- [Records]
● ● ● ● ● ● ●
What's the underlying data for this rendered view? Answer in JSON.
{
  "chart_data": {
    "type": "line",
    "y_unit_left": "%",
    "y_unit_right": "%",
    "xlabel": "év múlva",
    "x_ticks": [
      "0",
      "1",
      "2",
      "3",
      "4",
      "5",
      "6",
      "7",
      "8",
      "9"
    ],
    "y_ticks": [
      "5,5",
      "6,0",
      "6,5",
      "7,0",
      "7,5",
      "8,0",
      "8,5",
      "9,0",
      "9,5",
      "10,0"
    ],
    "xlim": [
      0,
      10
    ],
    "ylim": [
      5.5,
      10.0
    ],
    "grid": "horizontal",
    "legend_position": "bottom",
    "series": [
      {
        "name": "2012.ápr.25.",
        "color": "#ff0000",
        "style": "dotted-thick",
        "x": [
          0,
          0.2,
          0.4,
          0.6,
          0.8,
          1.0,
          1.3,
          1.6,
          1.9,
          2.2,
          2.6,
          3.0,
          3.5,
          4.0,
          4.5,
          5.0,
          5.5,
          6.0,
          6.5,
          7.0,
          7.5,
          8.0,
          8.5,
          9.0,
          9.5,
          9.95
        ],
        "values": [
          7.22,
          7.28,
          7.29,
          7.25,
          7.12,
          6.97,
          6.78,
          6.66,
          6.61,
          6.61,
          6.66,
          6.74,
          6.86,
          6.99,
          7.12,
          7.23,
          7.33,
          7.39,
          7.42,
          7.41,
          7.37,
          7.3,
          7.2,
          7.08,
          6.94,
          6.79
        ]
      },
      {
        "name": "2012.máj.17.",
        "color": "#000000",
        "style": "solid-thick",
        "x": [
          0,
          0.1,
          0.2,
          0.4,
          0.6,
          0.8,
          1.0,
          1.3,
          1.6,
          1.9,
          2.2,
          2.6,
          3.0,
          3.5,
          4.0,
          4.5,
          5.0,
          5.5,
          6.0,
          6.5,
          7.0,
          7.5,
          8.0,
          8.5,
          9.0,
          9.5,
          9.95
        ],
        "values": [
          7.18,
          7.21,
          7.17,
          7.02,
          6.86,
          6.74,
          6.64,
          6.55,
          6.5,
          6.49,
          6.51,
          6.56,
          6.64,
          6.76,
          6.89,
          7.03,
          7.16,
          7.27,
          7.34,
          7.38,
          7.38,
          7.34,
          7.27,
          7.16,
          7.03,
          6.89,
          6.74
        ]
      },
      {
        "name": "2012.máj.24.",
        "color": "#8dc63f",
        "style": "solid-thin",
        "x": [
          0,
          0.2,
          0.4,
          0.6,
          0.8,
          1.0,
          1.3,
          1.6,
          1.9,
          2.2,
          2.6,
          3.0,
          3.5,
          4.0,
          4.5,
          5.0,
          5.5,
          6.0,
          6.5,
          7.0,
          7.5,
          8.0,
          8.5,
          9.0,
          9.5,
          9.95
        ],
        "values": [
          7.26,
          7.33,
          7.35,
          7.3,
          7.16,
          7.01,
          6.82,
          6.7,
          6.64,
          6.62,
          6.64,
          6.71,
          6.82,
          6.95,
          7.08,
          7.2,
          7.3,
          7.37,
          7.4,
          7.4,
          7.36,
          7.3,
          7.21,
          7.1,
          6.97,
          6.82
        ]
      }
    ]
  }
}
● ● ● ● ● ● ●
- [Short problem]
Return the entries above exactly as they appear.

- [Answer to the exercise]
What's the underlying data for this rendered view? Answer in JSON.
{
  "chart_data": {
    "type": "line",
    "y_unit_left": "%",
    "y_unit_right": "%",
    "xlabel": "év múlva",
    "x_ticks": [
      "0",
      "1",
      "2",
      "3",
      "4",
      "5",
      "6",
      "7",
      "8",
      "9"
    ],
    "y_ticks": [
      "5,5",
      "6,0",
      "6,5",
      "7,0",
      "7,5",
      "8,0",
      "8,5",
      "9,0",
      "9,5",
      "10,0"
    ],
    "xlim": [
      0,
      10
    ],
    "ylim": [
      5.5,
      10.0
    ],
    "grid": "horizontal",
    "legend_position": "bottom",
    "series": [
      {
        "name": "2012.ápr.25.",
        "color": "#ff0000",
        "style": "dotted-thick",
        "x": [
          0,
          0.2,
          0.4,
          0.6,
          0.8,
          1.0,
          1.3,
          1.6,
          1.9,
          2.2,
          2.6,
          3.0,
          3.5,
          4.0,
          4.5,
          5.0,
          5.5,
          6.0,
          6.5,
          7.0,
          7.5,
          8.0,
          8.5,
          9.0,
          9.5,
          9.95
        ],
        "values": [
          7.22,
          7.28,
          7.29,
          7.25,
          7.12,
          6.97,
          6.78,
          6.66,
          6.61,
          6.61,
          6.66,
          6.74,
          6.86,
          6.99,
          7.12,
          7.23,
          7.33,
          7.39,
          7.42,
          7.41,
          7.37,
          7.3,
          7.2,
          7.08,
          6.94,
          6.79
        ]
      },
      {
        "name": "2012.máj.17.",
        "color": "#000000",
        "style": "solid-thick",
        "x": [
          0,
          0.1,
          0.2,
          0.4,
          0.6,
          0.8,
          1.0,
          1.3,
          1.6,
          1.9,
          2.2,
          2.6,
          3.0,
          3.5,
          4.0,
          4.5,
          5.0,
          5.5,
          6.0,
          6.5,
          7.0,
          7.5,
          8.0,
          8.5,
          9.0,
          9.5,
          9.95
        ],
        "values": [
          7.18,
          7.21,
          7.17,
          7.02,
          6.86,
          6.74,
          6.64,
          6.55,
          6.5,
          6.49,
          6.51,
          6.56,
          6.64,
          6.76,
          6.89,
          7.03,
          7.16,
          7.27,
          7.34,
          7.38,
          7.38,
          7.34,
          7.27,
          7.16,
          7.03,
          6.89,
          6.74
        ]
      },
      {
        "name": "2012.máj.24.",
        "color": "#8dc63f",
        "style": "solid-thin",
        "x": [
          0,
          0.2,
          0.4,
          0.6,
          0.8,
          1.0,
          1.3,
          1.6,
          1.9,
          2.2,
          2.6,
          3.0,
          3.5,
          4.0,
          4.5,
          5.0,
          5.5,
          6.0,
          6.5,
          7.0,
          7.5,
          8.0,
          8.5,
          9.0,
          9.5,
          9.95
        ],
        "values": [
          7.26,
          7.33,
          7.35,
          7.3,
          7.16,
          7.01,
          6.82,
          6.7,
          6.64,
          6.62,
          6.64,
          6.71,
          6.82,
          6.95,
          7.08,
          7.2,
          7.3,
          7.37,
          7.4,
          7.4,
          7.36,
          7.3,
          7.21,
          7.1,
          6.97,
          6.82
        ]
      }
    ]
  }
}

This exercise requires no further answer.